---------- STORED ROWS ----------

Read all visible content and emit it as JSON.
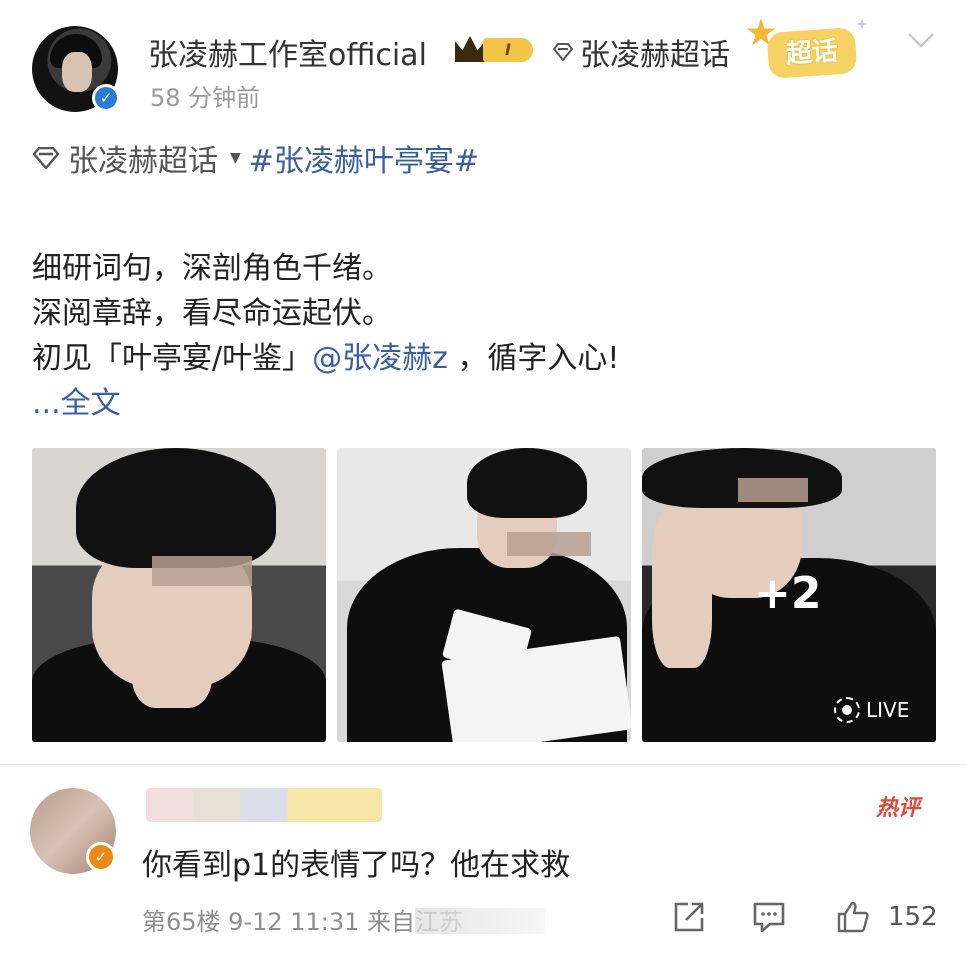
{
  "post": {
    "author_name": "张凌赫工作室official",
    "vip_level": "I",
    "super_topic_label": "张凌赫超话",
    "super_badge_text": "超话",
    "time": "58 分钟前",
    "topic_super": "张凌赫超话",
    "hashtag": "#张凌赫叶亭宴#",
    "body": {
      "line1": "细研词句，深剖角色千绪。",
      "line2": "深阅章辞，看尽命运起伏。",
      "line3_before": "初见「叶亭宴/叶鉴」",
      "mention": "@张凌赫z",
      "line3_after": "，循字入心!",
      "more": "...全文"
    },
    "photos": {
      "extra_count": "+2",
      "live_label": "LIVE"
    }
  },
  "comment": {
    "hot_label": "热评",
    "text": "你看到p1的表情了吗？他在求救",
    "meta": "第65楼 9-12 11:31 来自江苏",
    "like_count": "152"
  },
  "colors": {
    "link_blue": "#3a5f9e",
    "verified_blue": "#2b7bd8",
    "comment_badge_orange": "#e98a16",
    "hot_red": "#e04a3a",
    "vip_gold": "#f3c445"
  },
  "icons": [
    "verified-icon",
    "crown-icon",
    "diamond-icon",
    "chevron-down-icon",
    "live-icon",
    "share-icon",
    "comment-icon",
    "like-icon"
  ]
}
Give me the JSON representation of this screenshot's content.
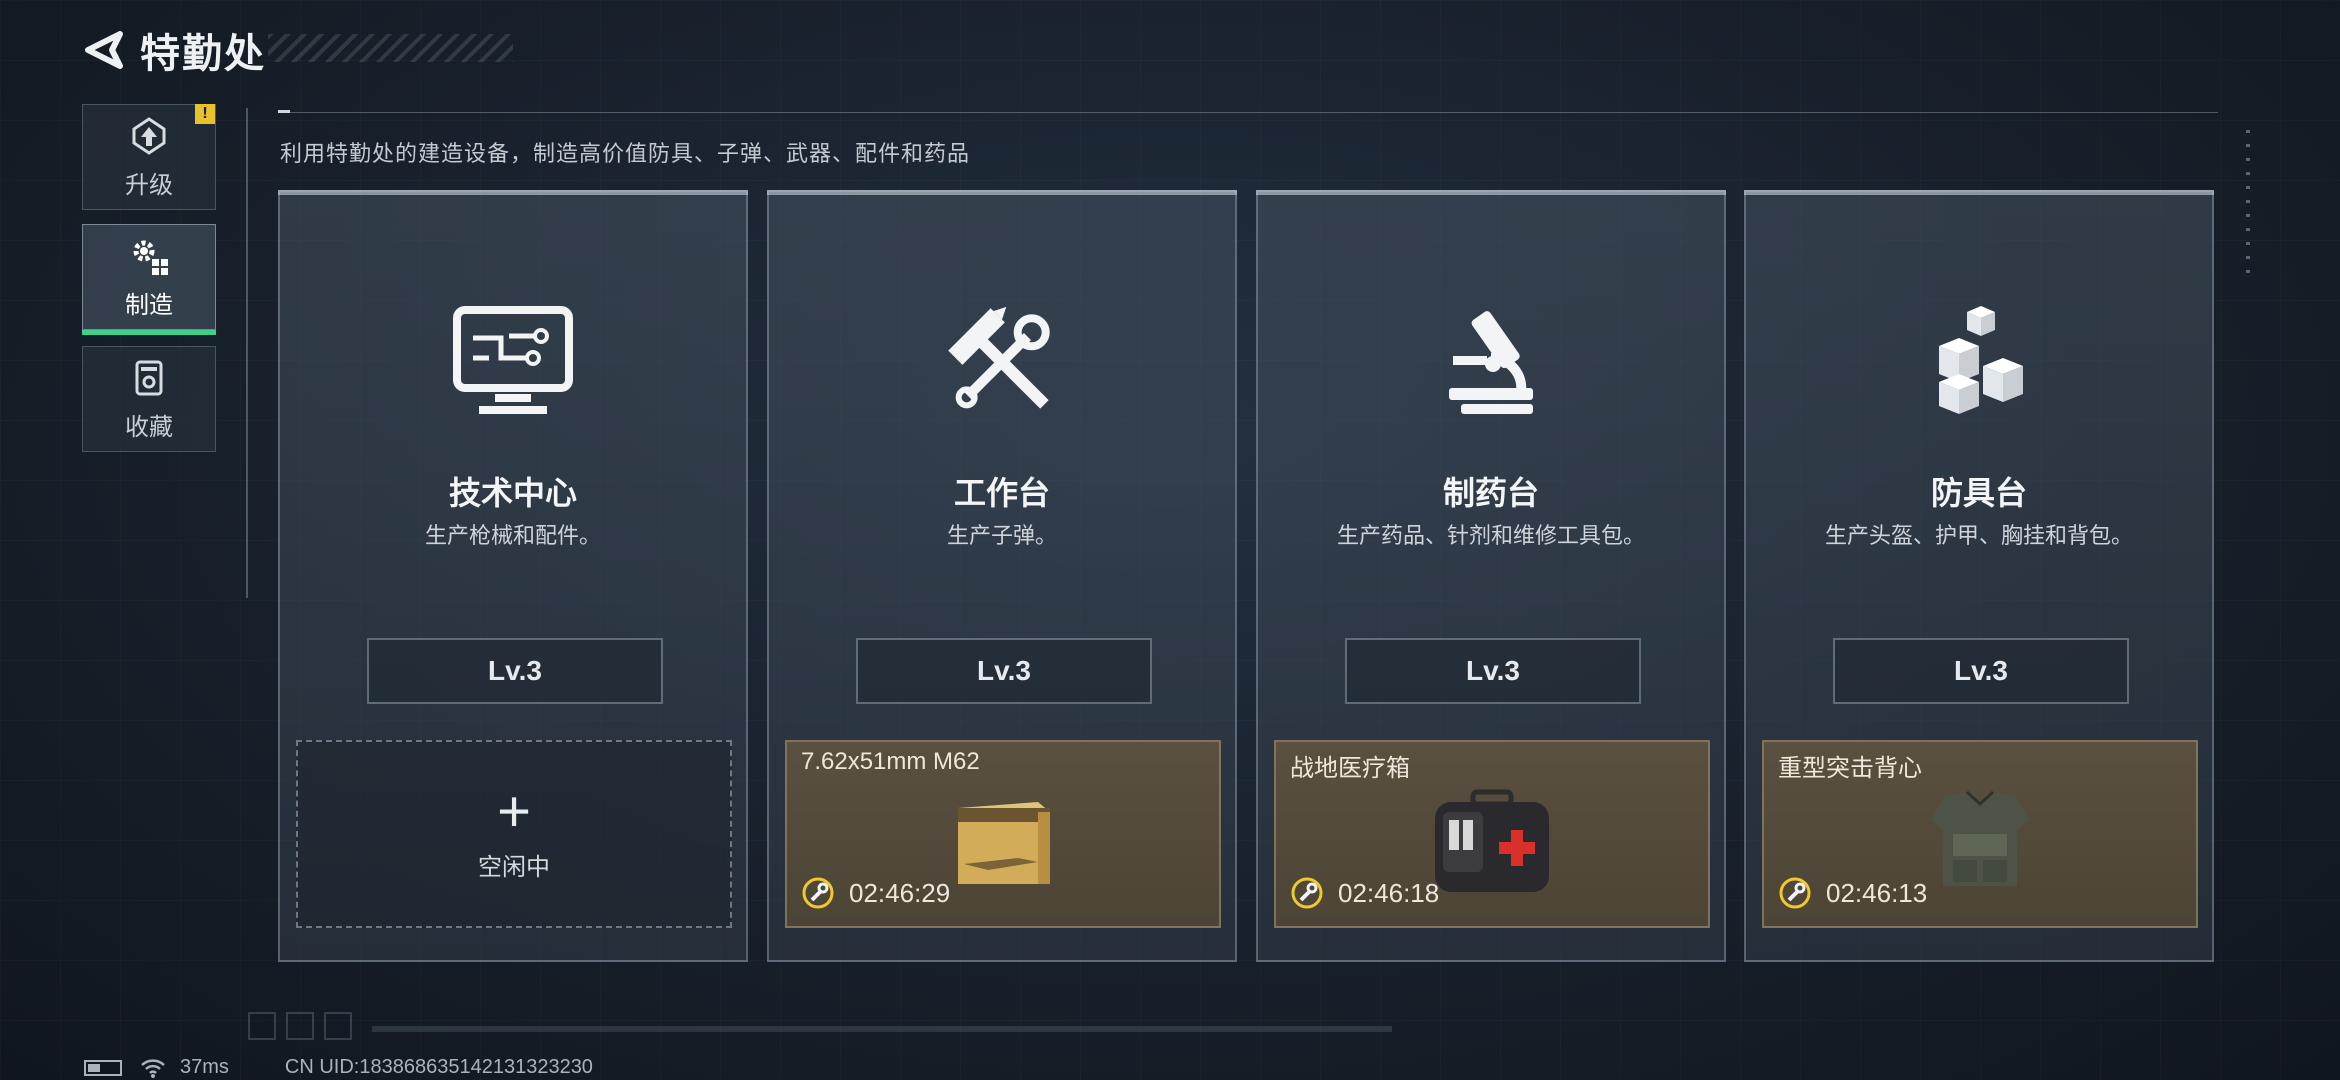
{
  "header": {
    "title": "特勤处",
    "back_icon": "back-arrow-icon"
  },
  "sidebar": {
    "items": [
      {
        "label": "升级",
        "icon": "upgrade-icon",
        "badge": "!"
      },
      {
        "label": "制造",
        "icon": "gears-icon",
        "active": true
      },
      {
        "label": "收藏",
        "icon": "collection-icon"
      }
    ]
  },
  "subtitle": "利用特勤处的建造设备，制造高价值防具、子弹、武器、配件和药品",
  "cards": [
    {
      "title": "技术中心",
      "desc": "生产枪械和配件。",
      "level": "Lv.3",
      "icon": "monitor-circuit-icon",
      "slot": {
        "state": "idle",
        "plus": "+",
        "label": "空闲中"
      }
    },
    {
      "title": "工作台",
      "desc": "生产子弹。",
      "level": "Lv.3",
      "icon": "hammer-wrench-icon",
      "slot": {
        "state": "producing",
        "item": "7.62x51mm M62",
        "timer": "02:46:29",
        "art": "ammo-box-icon"
      }
    },
    {
      "title": "制药台",
      "desc": "生产药品、针剂和维修工具包。",
      "level": "Lv.3",
      "icon": "microscope-icon",
      "slot": {
        "state": "producing",
        "item": "战地医疗箱",
        "timer": "02:46:18",
        "art": "first-aid-kit-icon"
      }
    },
    {
      "title": "防具台",
      "desc": "生产头盔、护甲、胸挂和背包。",
      "level": "Lv.3",
      "icon": "cubes-icon",
      "slot": {
        "state": "producing",
        "item": "重型突击背心",
        "timer": "02:46:13",
        "art": "vest-icon"
      }
    }
  ],
  "footer": {
    "ping": "37ms",
    "uid": "CN UID:18386863514213​1323230"
  },
  "colors": {
    "accent_green": "#3fd08a",
    "badge_yellow": "#e8c22a",
    "timer_yellow": "#f0c830"
  }
}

----------

TO DO: Can you restate all the records above word for word while dropping the pictures?

EXERCISE RESPONSE:
Read all visible content and emit it as JSON.
{
  "post": {
    "author_name": "张凌赫工作室official",
    "vip_level": "I",
    "super_topic_label": "张凌赫超话",
    "super_badge_text": "超话",
    "time": "58 分钟前",
    "topic_super": "张凌赫超话",
    "hashtag": "#张凌赫叶亭宴#",
    "body": {
      "line1": "细研词句，深剖角色千绪。",
      "line2": "深阅章辞，看尽命运起伏。",
      "line3_before": "初见「叶亭宴/叶鉴」",
      "mention": "@张凌赫z",
      "line3_after": "，循字入心!",
      "more": "...全文"
    },
    "photos": {
      "extra_count": "+2",
      "live_label": "LIVE"
    }
  },
  "comment": {
    "hot_label": "热评",
    "text": "你看到p1的表情了吗？他在求救",
    "meta": "第65楼 9-12 11:31 来自江苏",
    "like_count": "152"
  },
  "colors": {
    "link_blue": "#3a5f9e",
    "verified_blue": "#2b7bd8",
    "comment_badge_orange": "#e98a16",
    "hot_red": "#e04a3a",
    "vip_gold": "#f3c445"
  },
  "icons": [
    "verified-icon",
    "crown-icon",
    "diamond-icon",
    "chevron-down-icon",
    "live-icon",
    "share-icon",
    "comment-icon",
    "like-icon"
  ]
}
Give me the JSON representation of this screenshot's content.
{
  "header": {
    "title": "特勤处",
    "back_icon": "back-arrow-icon"
  },
  "sidebar": {
    "items": [
      {
        "label": "升级",
        "icon": "upgrade-icon",
        "badge": "!"
      },
      {
        "label": "制造",
        "icon": "gears-icon",
        "active": true
      },
      {
        "label": "收藏",
        "icon": "collection-icon"
      }
    ]
  },
  "subtitle": "利用特勤处的建造设备，制造高价值防具、子弹、武器、配件和药品",
  "cards": [
    {
      "title": "技术中心",
      "desc": "生产枪械和配件。",
      "level": "Lv.3",
      "icon": "monitor-circuit-icon",
      "slot": {
        "state": "idle",
        "plus": "+",
        "label": "空闲中"
      }
    },
    {
      "title": "工作台",
      "desc": "生产子弹。",
      "level": "Lv.3",
      "icon": "hammer-wrench-icon",
      "slot": {
        "state": "producing",
        "item": "7.62x51mm M62",
        "timer": "02:46:29",
        "art": "ammo-box-icon"
      }
    },
    {
      "title": "制药台",
      "desc": "生产药品、针剂和维修工具包。",
      "level": "Lv.3",
      "icon": "microscope-icon",
      "slot": {
        "state": "producing",
        "item": "战地医疗箱",
        "timer": "02:46:18",
        "art": "first-aid-kit-icon"
      }
    },
    {
      "title": "防具台",
      "desc": "生产头盔、护甲、胸挂和背包。",
      "level": "Lv.3",
      "icon": "cubes-icon",
      "slot": {
        "state": "producing",
        "item": "重型突击背心",
        "timer": "02:46:13",
        "art": "vest-icon"
      }
    }
  ],
  "footer": {
    "ping": "37ms",
    "uid": "CN UID:18386863514213​1323230"
  },
  "colors": {
    "accent_green": "#3fd08a",
    "badge_yellow": "#e8c22a",
    "timer_yellow": "#f0c830"
  }
}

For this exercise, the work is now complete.